[Stored data entries]
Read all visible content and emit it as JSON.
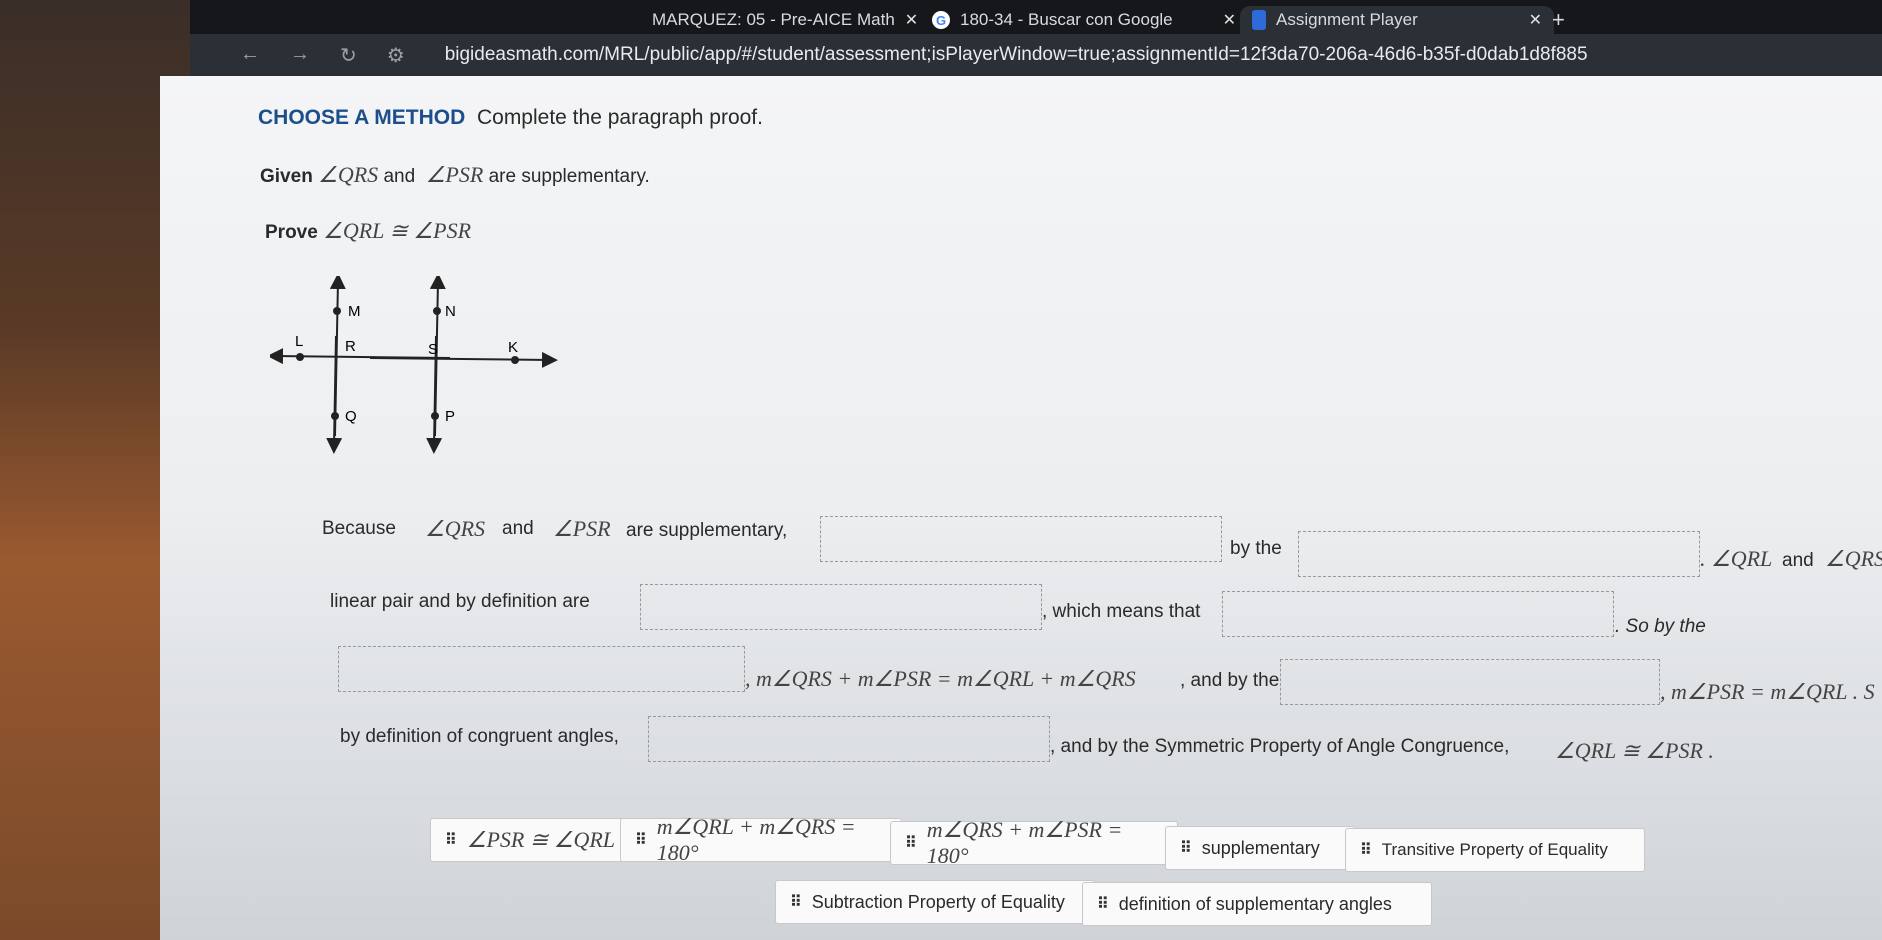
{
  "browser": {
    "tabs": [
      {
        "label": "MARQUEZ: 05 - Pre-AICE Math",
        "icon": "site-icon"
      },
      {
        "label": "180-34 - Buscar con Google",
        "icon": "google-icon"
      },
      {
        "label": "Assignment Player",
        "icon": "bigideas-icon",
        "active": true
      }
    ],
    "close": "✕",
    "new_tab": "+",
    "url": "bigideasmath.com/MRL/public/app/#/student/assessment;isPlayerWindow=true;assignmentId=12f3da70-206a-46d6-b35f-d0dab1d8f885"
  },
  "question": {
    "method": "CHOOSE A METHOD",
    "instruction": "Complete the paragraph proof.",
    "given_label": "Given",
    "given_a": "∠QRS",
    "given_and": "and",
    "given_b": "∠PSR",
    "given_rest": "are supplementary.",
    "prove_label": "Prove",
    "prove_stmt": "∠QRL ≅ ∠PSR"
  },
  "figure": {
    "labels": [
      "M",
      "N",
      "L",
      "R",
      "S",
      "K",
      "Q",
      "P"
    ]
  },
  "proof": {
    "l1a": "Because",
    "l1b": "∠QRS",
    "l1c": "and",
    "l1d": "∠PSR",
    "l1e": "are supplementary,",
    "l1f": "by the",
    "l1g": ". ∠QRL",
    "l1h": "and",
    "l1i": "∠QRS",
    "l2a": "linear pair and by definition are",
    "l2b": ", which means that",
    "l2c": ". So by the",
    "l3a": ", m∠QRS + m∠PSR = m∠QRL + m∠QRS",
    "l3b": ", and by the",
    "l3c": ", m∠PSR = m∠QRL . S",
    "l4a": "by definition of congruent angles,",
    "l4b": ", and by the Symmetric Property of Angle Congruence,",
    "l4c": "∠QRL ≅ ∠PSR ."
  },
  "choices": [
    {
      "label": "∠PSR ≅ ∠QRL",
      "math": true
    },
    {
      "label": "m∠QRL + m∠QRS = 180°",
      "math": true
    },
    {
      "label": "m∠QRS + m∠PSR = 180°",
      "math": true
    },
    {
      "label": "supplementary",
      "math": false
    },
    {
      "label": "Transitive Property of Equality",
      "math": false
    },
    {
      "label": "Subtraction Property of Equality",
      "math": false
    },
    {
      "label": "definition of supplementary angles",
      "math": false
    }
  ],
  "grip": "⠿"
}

---

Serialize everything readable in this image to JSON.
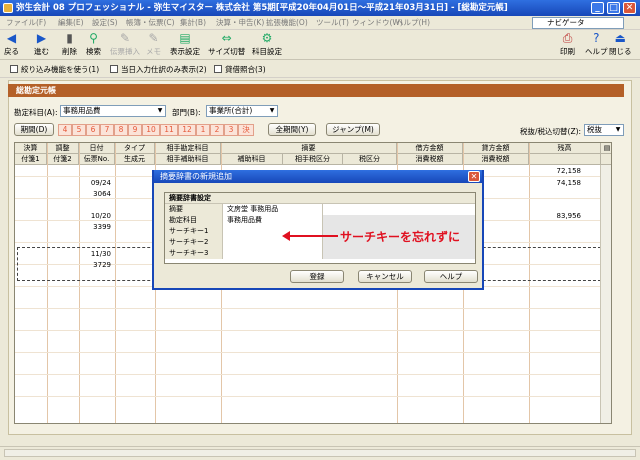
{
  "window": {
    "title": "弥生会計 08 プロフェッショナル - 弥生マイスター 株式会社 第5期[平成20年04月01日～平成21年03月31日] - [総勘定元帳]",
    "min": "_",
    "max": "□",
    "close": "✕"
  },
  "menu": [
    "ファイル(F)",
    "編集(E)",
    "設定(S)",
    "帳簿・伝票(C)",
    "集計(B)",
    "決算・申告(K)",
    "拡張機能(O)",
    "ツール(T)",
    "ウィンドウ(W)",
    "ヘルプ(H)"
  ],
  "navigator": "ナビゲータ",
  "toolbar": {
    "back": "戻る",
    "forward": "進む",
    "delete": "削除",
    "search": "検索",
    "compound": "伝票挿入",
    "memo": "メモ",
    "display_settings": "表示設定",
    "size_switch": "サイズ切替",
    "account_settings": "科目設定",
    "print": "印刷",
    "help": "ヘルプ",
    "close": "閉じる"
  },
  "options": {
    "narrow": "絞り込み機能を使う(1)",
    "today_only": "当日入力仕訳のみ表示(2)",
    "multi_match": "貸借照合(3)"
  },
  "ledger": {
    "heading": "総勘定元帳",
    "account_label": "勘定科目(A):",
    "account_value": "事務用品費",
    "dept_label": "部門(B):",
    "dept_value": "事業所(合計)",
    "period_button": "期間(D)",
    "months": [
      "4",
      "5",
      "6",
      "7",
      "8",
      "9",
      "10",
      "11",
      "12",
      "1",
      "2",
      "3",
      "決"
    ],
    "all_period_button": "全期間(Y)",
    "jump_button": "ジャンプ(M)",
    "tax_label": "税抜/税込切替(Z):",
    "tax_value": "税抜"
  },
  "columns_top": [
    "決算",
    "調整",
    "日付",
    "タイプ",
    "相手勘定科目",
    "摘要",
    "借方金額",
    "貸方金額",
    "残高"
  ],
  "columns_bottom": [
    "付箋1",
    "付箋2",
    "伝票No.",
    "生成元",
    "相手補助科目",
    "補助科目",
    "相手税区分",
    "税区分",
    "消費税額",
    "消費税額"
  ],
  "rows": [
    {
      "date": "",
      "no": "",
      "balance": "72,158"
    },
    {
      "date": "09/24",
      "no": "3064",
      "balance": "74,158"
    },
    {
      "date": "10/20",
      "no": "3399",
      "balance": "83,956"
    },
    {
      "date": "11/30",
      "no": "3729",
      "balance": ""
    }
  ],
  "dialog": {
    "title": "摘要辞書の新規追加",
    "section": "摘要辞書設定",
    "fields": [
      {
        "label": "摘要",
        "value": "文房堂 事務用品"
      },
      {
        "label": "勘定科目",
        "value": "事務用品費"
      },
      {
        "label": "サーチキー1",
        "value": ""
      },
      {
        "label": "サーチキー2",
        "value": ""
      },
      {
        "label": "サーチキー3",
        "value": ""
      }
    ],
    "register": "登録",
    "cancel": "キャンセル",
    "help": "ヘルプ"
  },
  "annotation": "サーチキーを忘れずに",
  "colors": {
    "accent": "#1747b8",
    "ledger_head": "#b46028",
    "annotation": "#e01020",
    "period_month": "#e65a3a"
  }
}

◆ **Exercise details**
In the records above, how many lines include the string "balance"? Answer with only the number.

◆ **Answer to this problem**
4